- Challenge -
The listing beneath should be written out in full, exactly as shown.

====

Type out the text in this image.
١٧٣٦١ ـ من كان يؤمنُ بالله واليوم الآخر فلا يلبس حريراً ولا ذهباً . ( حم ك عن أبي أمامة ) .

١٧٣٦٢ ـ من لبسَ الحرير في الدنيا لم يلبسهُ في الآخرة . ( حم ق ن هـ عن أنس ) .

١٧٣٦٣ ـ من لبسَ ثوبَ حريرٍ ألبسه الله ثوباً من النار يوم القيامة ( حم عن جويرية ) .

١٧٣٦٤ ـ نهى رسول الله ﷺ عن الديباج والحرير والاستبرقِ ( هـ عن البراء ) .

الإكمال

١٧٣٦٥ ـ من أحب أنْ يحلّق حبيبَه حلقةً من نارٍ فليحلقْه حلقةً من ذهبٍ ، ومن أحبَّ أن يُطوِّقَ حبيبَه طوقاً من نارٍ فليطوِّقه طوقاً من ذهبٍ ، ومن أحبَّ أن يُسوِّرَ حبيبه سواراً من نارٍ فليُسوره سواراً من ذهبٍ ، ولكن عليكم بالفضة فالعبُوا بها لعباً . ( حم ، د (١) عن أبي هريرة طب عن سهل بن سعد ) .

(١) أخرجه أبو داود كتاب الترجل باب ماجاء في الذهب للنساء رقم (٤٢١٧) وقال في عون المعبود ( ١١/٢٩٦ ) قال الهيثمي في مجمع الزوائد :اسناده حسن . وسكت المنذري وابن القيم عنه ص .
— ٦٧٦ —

====

- Answer for the task -
Type out the text in this image.
١٧٣٦١ ـ من كان يؤمنُ بالله واليوم الآخر فلا يلبس حريراً ولا ذهباً . ( حم ك عن أبي أمامة ) .

١٧٣٦٢ ـ من لبسَ الحرير في الدنيا لم يلبسهُ في الآخرة . ( حم ق ن هـ عن أنس ) .

١٧٣٦٣ ـ من لبسَ ثوبَ حريرٍ ألبسه الله ثوباً من النار يوم القيامة ( حم عن جويرية ) .

١٧٣٦٤ ـ نهى رسول الله ﷺ عن الديباج والحرير والاستبرقِ ( هـ عن البراء ) .

الإكمال

١٧٣٦٥ ـ من أحب أنْ يحلّق حبيبَه حلقةً من نارٍ فليحلقْه حلقةً من ذهبٍ ، ومن أحبَّ أن يُطوِّقَ حبيبَه طوقاً من نارٍ فليطوِّقه طوقاً من ذهبٍ ، ومن أحبَّ أن يُسوِّرَ حبيبه سواراً من نارٍ فليُسوره سواراً من ذهبٍ ، ولكن عليكم بالفضة فالعبُوا بها لعباً . ( حم ، د (١) عن أبي هريرة طب عن سهل بن سعد ) .

(١) أخرجه أبو داود كتاب الترجل باب ماجاء في الذهب للنساء رقم (٤٢١٧) وقال في عون المعبود ( ١١/٢٩٦ ) قال الهيثمي في مجمع الزوائد :اسناده حسن . وسكت المنذري وابن القيم عنه ص .
— ٦٧٦ —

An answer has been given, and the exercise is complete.